Start Source records

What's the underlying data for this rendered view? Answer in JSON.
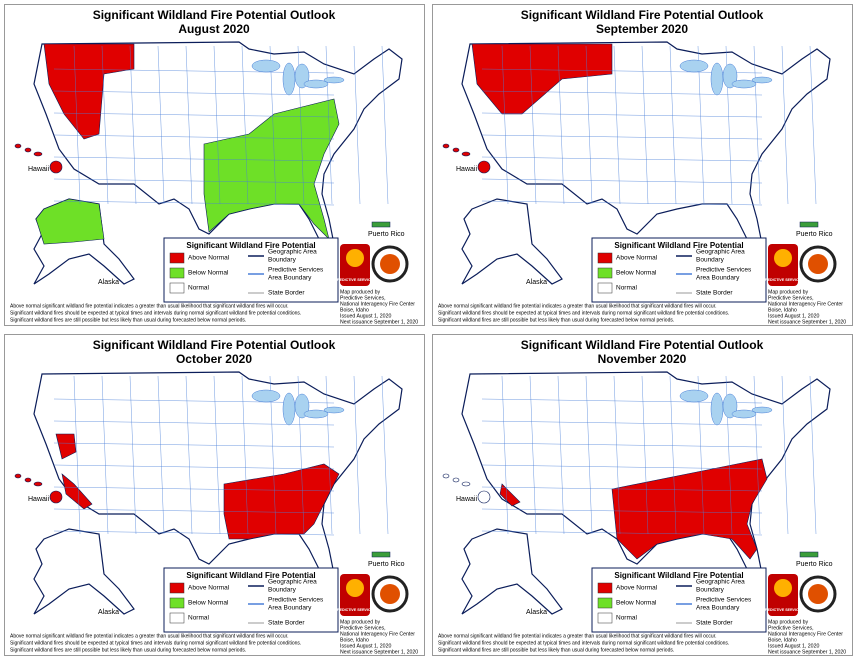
{
  "title": "Significant Wildland Fire Potential Outlook",
  "panels": [
    {
      "month": "August 2020"
    },
    {
      "month": "September 2020"
    },
    {
      "month": "October 2020"
    },
    {
      "month": "November 2020"
    }
  ],
  "labels": {
    "hawaii": "Hawaii",
    "alaska": "Alaska",
    "puerto_rico": "Puerto Rico"
  },
  "legend": {
    "title": "Significant Wildland Fire Potential",
    "above": "Above Normal",
    "below": "Below Normal",
    "normal": "Normal",
    "geo_1": "Geographic Area",
    "geo_2": "Boundary",
    "psa_1": "Predictive Services",
    "psa_2": "Area Boundary",
    "state": "State Border"
  },
  "logo": "PREDICTIVE SERVICES",
  "credit": [
    "Map produced by",
    "Predictive Services,",
    "National Interagency Fire Center",
    "Boise, Idaho",
    "Issued August 1, 2020",
    "Next issuance September 1, 2020"
  ],
  "notes": [
    "Above normal significant wildland fire potential indicates a greater than usual likelihood that significant wildland fires will occur.",
    "Significant wildland fires should be expected at typical times and intervals during normal significant wildland fire potential conditions.",
    "Significant wildland fires are still possible but less likely than usual during forecasted below normal periods."
  ]
}
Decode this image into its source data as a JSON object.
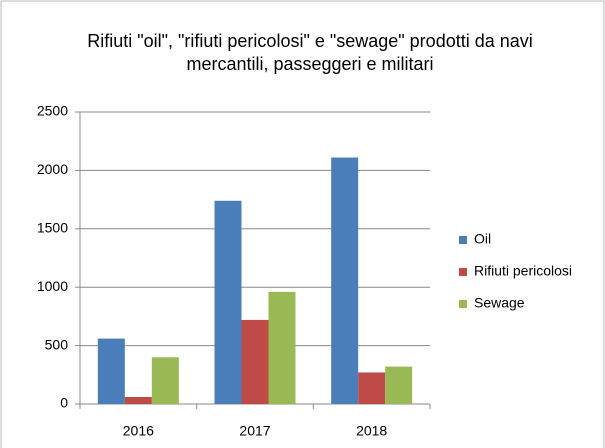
{
  "chart_data": {
    "type": "bar",
    "title": "Rifiuti \"oil\", \"rifiuti pericolosi\" e \"sewage\" prodotti da navi mercantili, passeggeri e militari",
    "categories": [
      "2016",
      "2017",
      "2018"
    ],
    "series": [
      {
        "name": "Oil",
        "color": "#4a7ebb",
        "values": [
          560,
          1740,
          2110
        ]
      },
      {
        "name": "Rifiuti pericolosi",
        "color": "#be4b48",
        "values": [
          60,
          720,
          270
        ]
      },
      {
        "name": "Sewage",
        "color": "#98b954",
        "values": [
          400,
          960,
          320
        ]
      }
    ],
    "ylim": [
      0,
      2500
    ],
    "yticks": [
      0,
      500,
      1000,
      1500,
      2000,
      2500
    ],
    "grid": true,
    "legend": "right"
  }
}
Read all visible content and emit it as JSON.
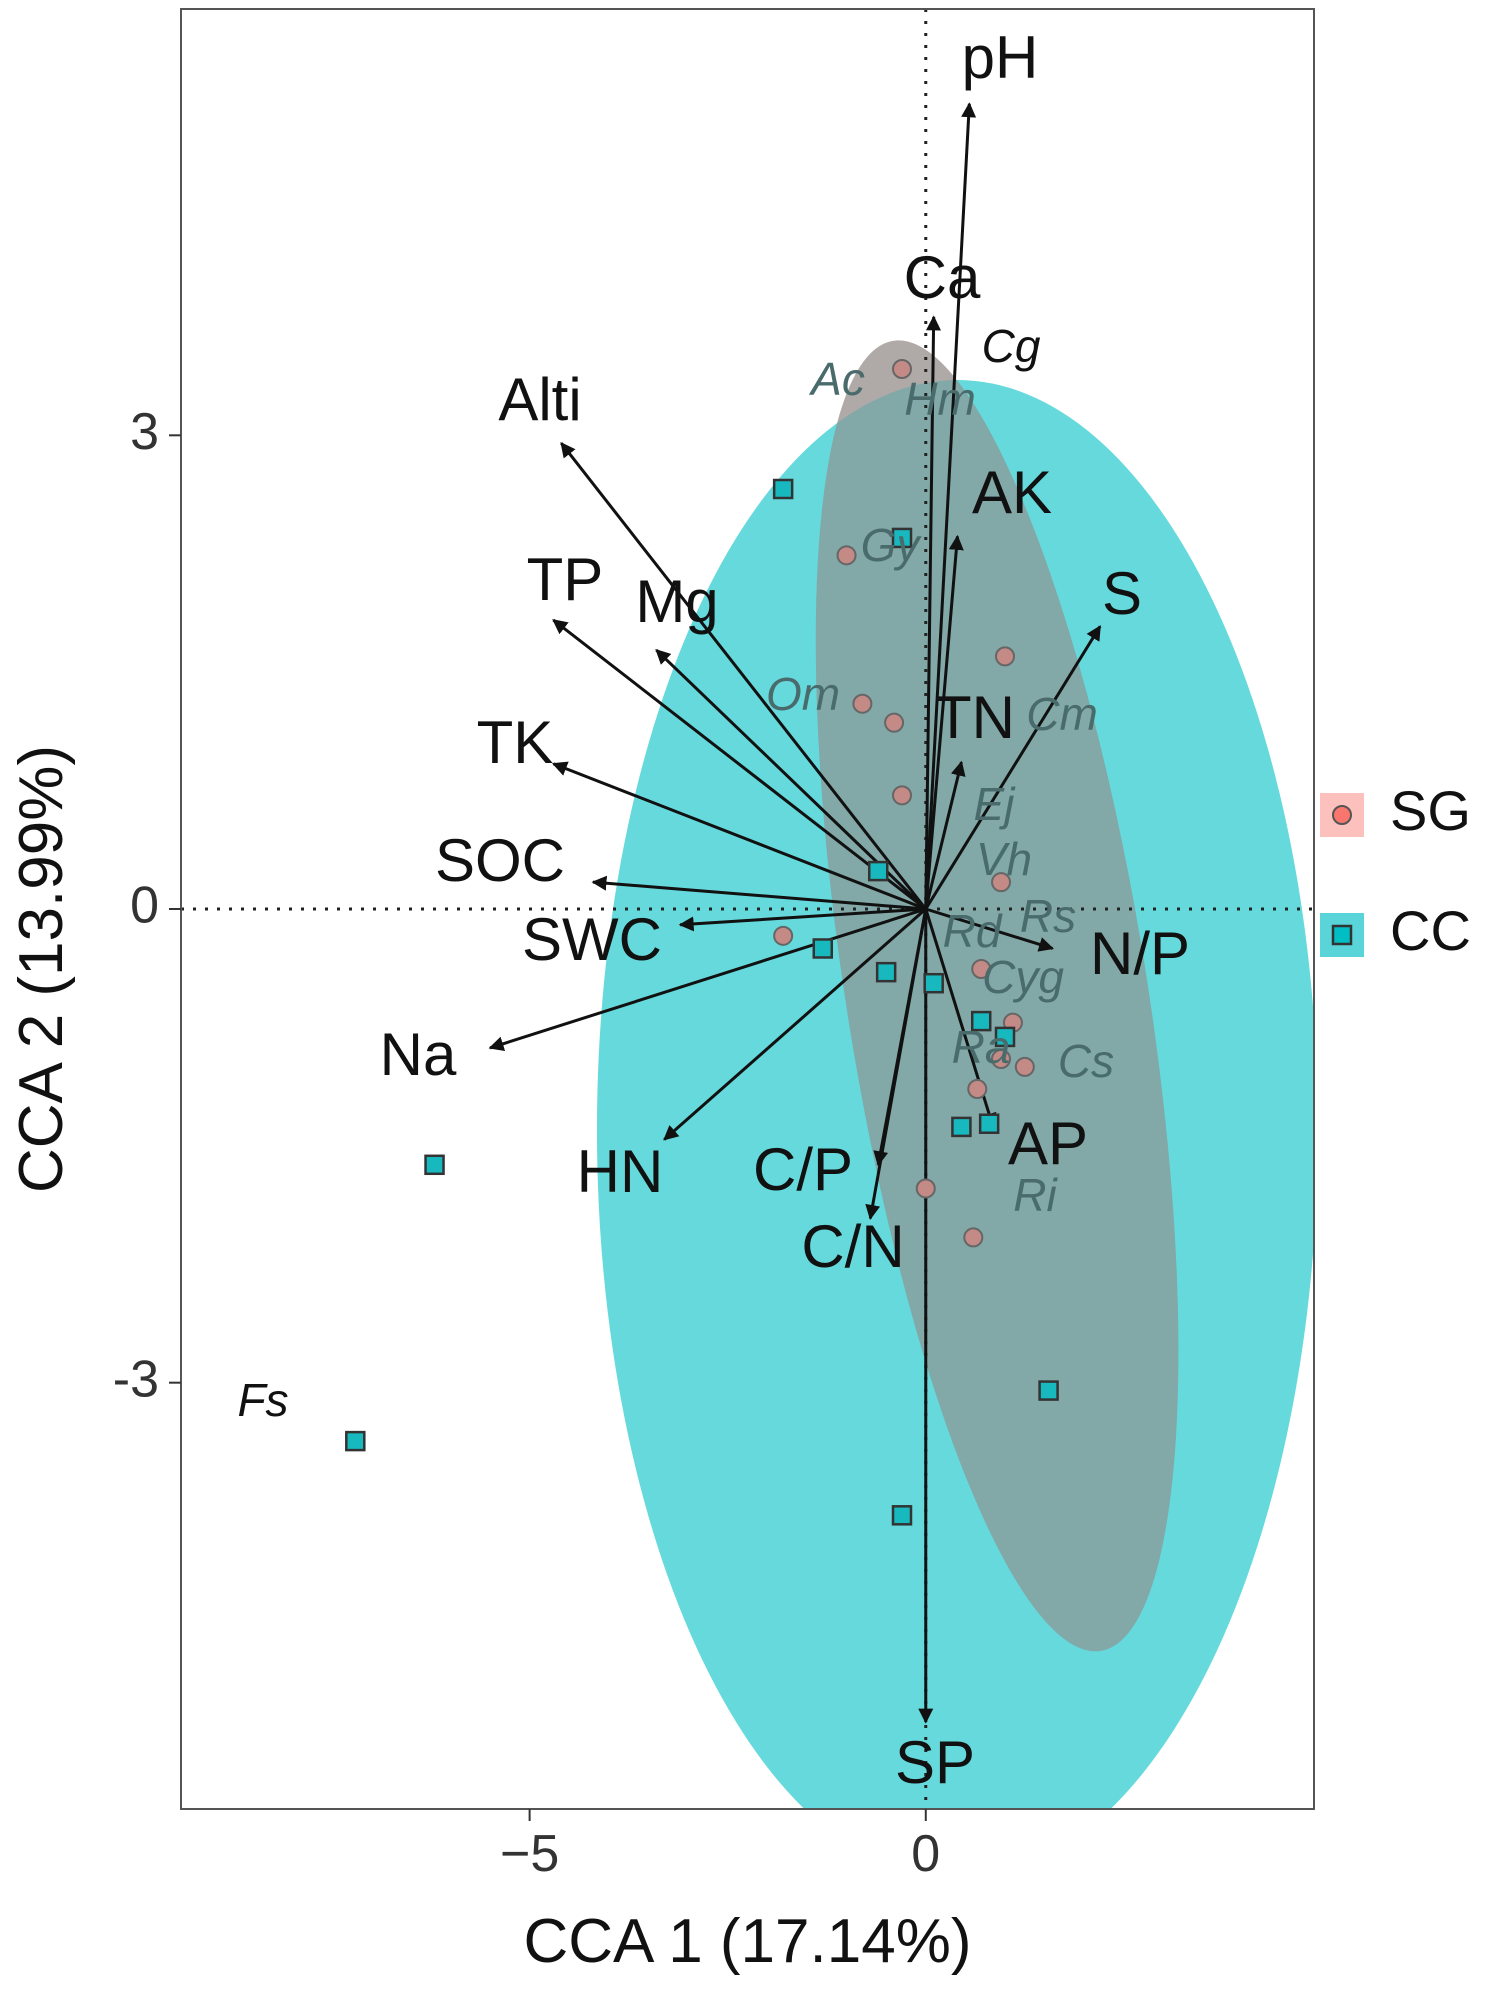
{
  "chart_data": {
    "type": "scatter",
    "xlabel": "CCA 1 (17.14%)",
    "ylabel": "CCA 2 (13.99%)",
    "xlim": [
      -9.4,
      4.9
    ],
    "ylim": [
      -5.7,
      5.7
    ],
    "x_ticks": [
      -5,
      0
    ],
    "y_ticks": [
      3,
      0,
      -3
    ],
    "tick_labels_x": [
      "−5",
      "0"
    ],
    "tick_labels_y": [
      "3",
      "0",
      "-3"
    ],
    "grid": false,
    "reference_lines": {
      "x": 0,
      "y": 0,
      "style": "dotted"
    },
    "legend": {
      "position": "right",
      "entries": [
        {
          "name": "SG",
          "color": "#f8766d",
          "marker": "circle"
        },
        {
          "name": "CC",
          "color": "#00bfc4",
          "marker": "square"
        }
      ]
    },
    "ellipses": [
      {
        "group": "SG",
        "color": "#f8766d",
        "center": [
          0.9,
          -0.55
        ],
        "radii": [
          1.9,
          4.2
        ],
        "rotation_deg": -9
      },
      {
        "group": "CC",
        "color": "#00bfc4",
        "center": [
          0.4,
          -1.4
        ],
        "radii": [
          4.55,
          4.75
        ],
        "rotation_deg": 0
      }
    ],
    "series": [
      {
        "name": "SG",
        "marker": "circle",
        "color": "#c48a86",
        "points": [
          [
            -0.3,
            3.42
          ],
          [
            -1.0,
            2.24
          ],
          [
            -0.8,
            1.3
          ],
          [
            -0.4,
            1.18
          ],
          [
            1.0,
            1.6
          ],
          [
            -0.3,
            0.72
          ],
          [
            0.95,
            0.17
          ],
          [
            0.7,
            -0.38
          ],
          [
            -1.8,
            -0.17
          ],
          [
            1.1,
            -0.72
          ],
          [
            0.95,
            -0.95
          ],
          [
            1.25,
            -1.0
          ],
          [
            0.65,
            -1.14
          ],
          [
            0.0,
            -1.77
          ],
          [
            0.6,
            -2.08
          ]
        ]
      },
      {
        "name": "CC",
        "marker": "square",
        "color": "#17b9bf",
        "points": [
          [
            -1.8,
            2.66
          ],
          [
            -0.3,
            2.35
          ],
          [
            -0.6,
            0.24
          ],
          [
            -1.3,
            -0.25
          ],
          [
            -0.5,
            -0.4
          ],
          [
            0.1,
            -0.47
          ],
          [
            0.7,
            -0.71
          ],
          [
            1.0,
            -0.81
          ],
          [
            0.45,
            -1.38
          ],
          [
            0.8,
            -1.36
          ],
          [
            -6.2,
            -1.62
          ],
          [
            1.55,
            -3.05
          ],
          [
            -7.2,
            -3.37
          ],
          [
            -0.3,
            -3.84
          ]
        ]
      }
    ],
    "biplot_arrows": [
      {
        "label": "pH",
        "x": 0.55,
        "y": 5.1
      },
      {
        "label": "Ca",
        "x": 0.1,
        "y": 3.75
      },
      {
        "label": "AK",
        "x": 0.4,
        "y": 2.36
      },
      {
        "label": "S",
        "x": 2.2,
        "y": 1.79
      },
      {
        "label": "TN",
        "x": 0.45,
        "y": 0.93
      },
      {
        "label": "Alti",
        "x": -4.6,
        "y": 2.95
      },
      {
        "label": "TP",
        "x": -4.7,
        "y": 1.83
      },
      {
        "label": "Mg",
        "x": -3.4,
        "y": 1.64
      },
      {
        "label": "TK",
        "x": -4.7,
        "y": 0.92
      },
      {
        "label": "SOC",
        "x": -4.2,
        "y": 0.17
      },
      {
        "label": "SWC",
        "x": -3.1,
        "y": -0.1
      },
      {
        "label": "Na",
        "x": -5.5,
        "y": -0.88
      },
      {
        "label": "HN",
        "x": -3.3,
        "y": -1.46
      },
      {
        "label": "N/P",
        "x": 1.6,
        "y": -0.25
      },
      {
        "label": "AP",
        "x": 0.85,
        "y": -1.38
      },
      {
        "label": "C/P",
        "x": -0.6,
        "y": -1.62
      },
      {
        "label": "C/N",
        "x": -0.7,
        "y": -1.96
      },
      {
        "label": "SP",
        "x": 0.0,
        "y": -5.15
      }
    ],
    "species_labels": [
      "Cg",
      "Ac",
      "Hm",
      "Gy",
      "Om",
      "Cm",
      "Ej",
      "Vh",
      "Rs",
      "Rd",
      "Cyg",
      "Ra",
      "Cs",
      "Ri",
      "Fs"
    ]
  }
}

End Source records

• [Stated goal] Among the lines of the material, find those that hold the word "Area" and copy them.

• [Problem solution]
    "geo_1": "Geographic Area",
    "psa_2": "Area Boundary",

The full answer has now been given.